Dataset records
** start **

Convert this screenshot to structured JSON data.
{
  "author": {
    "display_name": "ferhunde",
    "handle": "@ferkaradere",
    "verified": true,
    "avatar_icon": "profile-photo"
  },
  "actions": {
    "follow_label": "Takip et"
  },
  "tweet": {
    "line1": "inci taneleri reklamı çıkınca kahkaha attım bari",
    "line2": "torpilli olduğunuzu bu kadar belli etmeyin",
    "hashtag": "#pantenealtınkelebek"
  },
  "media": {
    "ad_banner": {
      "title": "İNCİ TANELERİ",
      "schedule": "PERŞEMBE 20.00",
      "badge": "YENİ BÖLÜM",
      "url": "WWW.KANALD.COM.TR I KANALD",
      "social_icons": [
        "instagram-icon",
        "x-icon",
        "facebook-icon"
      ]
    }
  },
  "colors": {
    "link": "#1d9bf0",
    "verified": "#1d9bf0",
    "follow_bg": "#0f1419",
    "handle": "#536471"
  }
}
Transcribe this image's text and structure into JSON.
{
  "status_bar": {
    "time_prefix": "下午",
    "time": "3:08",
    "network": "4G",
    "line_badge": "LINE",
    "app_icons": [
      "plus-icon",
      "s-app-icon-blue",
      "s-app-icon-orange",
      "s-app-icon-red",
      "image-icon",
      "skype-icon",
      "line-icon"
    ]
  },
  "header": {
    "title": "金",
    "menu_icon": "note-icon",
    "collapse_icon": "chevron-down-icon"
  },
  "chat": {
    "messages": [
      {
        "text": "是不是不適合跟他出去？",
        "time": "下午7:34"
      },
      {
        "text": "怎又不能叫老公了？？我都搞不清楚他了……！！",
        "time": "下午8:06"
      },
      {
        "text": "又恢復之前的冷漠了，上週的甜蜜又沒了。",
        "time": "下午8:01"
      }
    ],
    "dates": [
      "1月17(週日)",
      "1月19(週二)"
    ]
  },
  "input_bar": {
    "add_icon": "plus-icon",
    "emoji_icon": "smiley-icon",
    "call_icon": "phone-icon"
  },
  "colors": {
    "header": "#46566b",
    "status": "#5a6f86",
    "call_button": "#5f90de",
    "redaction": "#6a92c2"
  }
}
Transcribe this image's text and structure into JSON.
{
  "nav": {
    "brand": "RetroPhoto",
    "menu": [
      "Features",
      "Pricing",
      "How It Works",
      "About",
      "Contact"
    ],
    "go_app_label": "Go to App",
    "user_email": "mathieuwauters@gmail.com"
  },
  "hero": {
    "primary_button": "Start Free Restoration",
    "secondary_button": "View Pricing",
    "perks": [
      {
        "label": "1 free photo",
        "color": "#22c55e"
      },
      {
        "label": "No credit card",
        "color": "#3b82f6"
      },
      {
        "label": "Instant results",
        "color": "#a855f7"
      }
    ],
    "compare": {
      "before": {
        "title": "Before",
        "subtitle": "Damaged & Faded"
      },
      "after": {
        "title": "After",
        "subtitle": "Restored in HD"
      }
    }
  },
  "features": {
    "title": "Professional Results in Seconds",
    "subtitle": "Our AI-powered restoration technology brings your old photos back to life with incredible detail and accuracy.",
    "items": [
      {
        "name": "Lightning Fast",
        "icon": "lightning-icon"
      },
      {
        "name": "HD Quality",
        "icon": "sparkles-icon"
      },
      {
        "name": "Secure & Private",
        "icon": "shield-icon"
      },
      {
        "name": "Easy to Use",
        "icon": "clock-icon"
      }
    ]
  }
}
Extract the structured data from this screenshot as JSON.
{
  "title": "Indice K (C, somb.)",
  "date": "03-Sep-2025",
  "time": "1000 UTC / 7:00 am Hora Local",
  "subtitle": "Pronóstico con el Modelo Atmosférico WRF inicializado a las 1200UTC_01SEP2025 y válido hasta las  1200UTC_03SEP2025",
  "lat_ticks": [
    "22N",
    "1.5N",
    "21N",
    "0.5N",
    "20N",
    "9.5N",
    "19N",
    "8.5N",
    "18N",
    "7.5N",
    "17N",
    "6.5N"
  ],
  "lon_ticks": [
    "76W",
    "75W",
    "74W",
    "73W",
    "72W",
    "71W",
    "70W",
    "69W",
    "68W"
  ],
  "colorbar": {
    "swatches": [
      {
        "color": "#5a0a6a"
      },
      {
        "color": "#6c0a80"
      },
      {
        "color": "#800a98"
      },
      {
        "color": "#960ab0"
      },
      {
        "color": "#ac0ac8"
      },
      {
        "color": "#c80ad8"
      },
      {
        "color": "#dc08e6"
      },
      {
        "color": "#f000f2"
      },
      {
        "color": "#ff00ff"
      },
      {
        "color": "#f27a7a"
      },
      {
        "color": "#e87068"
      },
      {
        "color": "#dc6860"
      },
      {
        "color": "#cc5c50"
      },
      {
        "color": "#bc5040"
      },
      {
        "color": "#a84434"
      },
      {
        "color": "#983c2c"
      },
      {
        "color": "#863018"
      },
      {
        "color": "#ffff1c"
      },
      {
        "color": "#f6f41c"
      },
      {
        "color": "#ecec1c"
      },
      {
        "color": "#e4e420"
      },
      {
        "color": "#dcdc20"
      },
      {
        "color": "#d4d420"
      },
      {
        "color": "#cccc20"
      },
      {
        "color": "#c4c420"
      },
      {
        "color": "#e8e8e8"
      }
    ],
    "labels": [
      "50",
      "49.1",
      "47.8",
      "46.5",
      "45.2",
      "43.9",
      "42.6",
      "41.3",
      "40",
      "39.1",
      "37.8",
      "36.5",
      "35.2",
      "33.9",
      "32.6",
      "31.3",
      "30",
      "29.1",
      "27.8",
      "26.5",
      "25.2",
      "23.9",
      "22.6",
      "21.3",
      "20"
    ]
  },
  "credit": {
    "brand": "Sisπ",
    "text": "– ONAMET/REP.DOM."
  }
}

** end **

Reproduce the records word for word.

Final result:
Convert this screenshot to structured JSON data.
{
  "author": {
    "display_name": "ferhunde",
    "handle": "@ferkaradere",
    "verified": true,
    "avatar_icon": "profile-photo"
  },
  "actions": {
    "follow_label": "Takip et"
  },
  "tweet": {
    "line1": "inci taneleri reklamı çıkınca kahkaha attım bari",
    "line2": "torpilli olduğunuzu bu kadar belli etmeyin",
    "hashtag": "#pantenealtınkelebek"
  },
  "media": {
    "ad_banner": {
      "title": "İNCİ TANELERİ",
      "schedule": "PERŞEMBE 20.00",
      "badge": "YENİ BÖLÜM",
      "url": "WWW.KANALD.COM.TR I KANALD",
      "social_icons": [
        "instagram-icon",
        "x-icon",
        "facebook-icon"
      ]
    }
  },
  "colors": {
    "link": "#1d9bf0",
    "verified": "#1d9bf0",
    "follow_bg": "#0f1419",
    "handle": "#536471"
  }
}
Transcribe this image's text and structure into JSON.
{
  "status_bar": {
    "time_prefix": "下午",
    "time": "3:08",
    "network": "4G",
    "line_badge": "LINE",
    "app_icons": [
      "plus-icon",
      "s-app-icon-blue",
      "s-app-icon-orange",
      "s-app-icon-red",
      "image-icon",
      "skype-icon",
      "line-icon"
    ]
  },
  "header": {
    "title": "金",
    "menu_icon": "note-icon",
    "collapse_icon": "chevron-down-icon"
  },
  "chat": {
    "messages": [
      {
        "text": "是不是不適合跟他出去？",
        "time": "下午7:34"
      },
      {
        "text": "怎又不能叫老公了？？我都搞不清楚他了……！！",
        "time": "下午8:06"
      },
      {
        "text": "又恢復之前的冷漠了，上週的甜蜜又沒了。",
        "time": "下午8:01"
      }
    ],
    "dates": [
      "1月17(週日)",
      "1月19(週二)"
    ]
  },
  "input_bar": {
    "add_icon": "plus-icon",
    "emoji_icon": "smiley-icon",
    "call_icon": "phone-icon"
  },
  "colors": {
    "header": "#46566b",
    "status": "#5a6f86",
    "call_button": "#5f90de",
    "redaction": "#6a92c2"
  }
}
Transcribe this image's text and structure into JSON.
{
  "nav": {
    "brand": "RetroPhoto",
    "menu": [
      "Features",
      "Pricing",
      "How It Works",
      "About",
      "Contact"
    ],
    "go_app_label": "Go to App",
    "user_email": "mathieuwauters@gmail.com"
  },
  "hero": {
    "primary_button": "Start Free Restoration",
    "secondary_button": "View Pricing",
    "perks": [
      {
        "label": "1 free photo",
        "color": "#22c55e"
      },
      {
        "label": "No credit card",
        "color": "#3b82f6"
      },
      {
        "label": "Instant results",
        "color": "#a855f7"
      }
    ],
    "compare": {
      "before": {
        "title": "Before",
        "subtitle": "Damaged & Faded"
      },
      "after": {
        "title": "After",
        "subtitle": "Restored in HD"
      }
    }
  },
  "features": {
    "title": "Professional Results in Seconds",
    "subtitle": "Our AI-powered restoration technology brings your old photos back to life with incredible detail and accuracy.",
    "items": [
      {
        "name": "Lightning Fast",
        "icon": "lightning-icon"
      },
      {
        "name": "HD Quality",
        "icon": "sparkles-icon"
      },
      {
        "name": "Secure & Private",
        "icon": "shield-icon"
      },
      {
        "name": "Easy to Use",
        "icon": "clock-icon"
      }
    ]
  }
}
Extract the structured data from this screenshot as JSON.
{
  "title": "Indice K (C, somb.)",
  "date": "03-Sep-2025",
  "time": "1000 UTC / 7:00 am Hora Local",
  "subtitle": "Pronóstico con el Modelo Atmosférico WRF inicializado a las 1200UTC_01SEP2025 y válido hasta las  1200UTC_03SEP2025",
  "lat_ticks": [
    "22N",
    "1.5N",
    "21N",
    "0.5N",
    "20N",
    "9.5N",
    "19N",
    "8.5N",
    "18N",
    "7.5N",
    "17N",
    "6.5N"
  ],
  "lon_ticks": [
    "76W",
    "75W",
    "74W",
    "73W",
    "72W",
    "71W",
    "70W",
    "69W",
    "68W"
  ],
  "colorbar": {
    "swatches": [
      {
        "color": "#5a0a6a"
      },
      {
        "color": "#6c0a80"
      },
      {
        "color": "#800a98"
      },
      {
        "color": "#960ab0"
      },
      {
        "color": "#ac0ac8"
      },
      {
        "color": "#c80ad8"
      },
      {
        "color": "#dc08e6"
      },
      {
        "color": "#f000f2"
      },
      {
        "color": "#ff00ff"
      },
      {
        "color": "#f27a7a"
      },
      {
        "color": "#e87068"
      },
      {
        "color": "#dc6860"
      },
      {
        "color": "#cc5c50"
      },
      {
        "color": "#bc5040"
      },
      {
        "color": "#a84434"
      },
      {
        "color": "#983c2c"
      },
      {
        "color": "#863018"
      },
      {
        "color": "#ffff1c"
      },
      {
        "color": "#f6f41c"
      },
      {
        "color": "#ecec1c"
      },
      {
        "color": "#e4e420"
      },
      {
        "color": "#dcdc20"
      },
      {
        "color": "#d4d420"
      },
      {
        "color": "#cccc20"
      },
      {
        "color": "#c4c420"
      },
      {
        "color": "#e8e8e8"
      }
    ],
    "labels": [
      "50",
      "49.1",
      "47.8",
      "46.5",
      "45.2",
      "43.9",
      "42.6",
      "41.3",
      "40",
      "39.1",
      "37.8",
      "36.5",
      "35.2",
      "33.9",
      "32.6",
      "31.3",
      "30",
      "29.1",
      "27.8",
      "26.5",
      "25.2",
      "23.9",
      "22.6",
      "21.3",
      "20"
    ]
  },
  "credit": {
    "brand": "Sisπ",
    "text": "– ONAMET/REP.DOM."
  }
}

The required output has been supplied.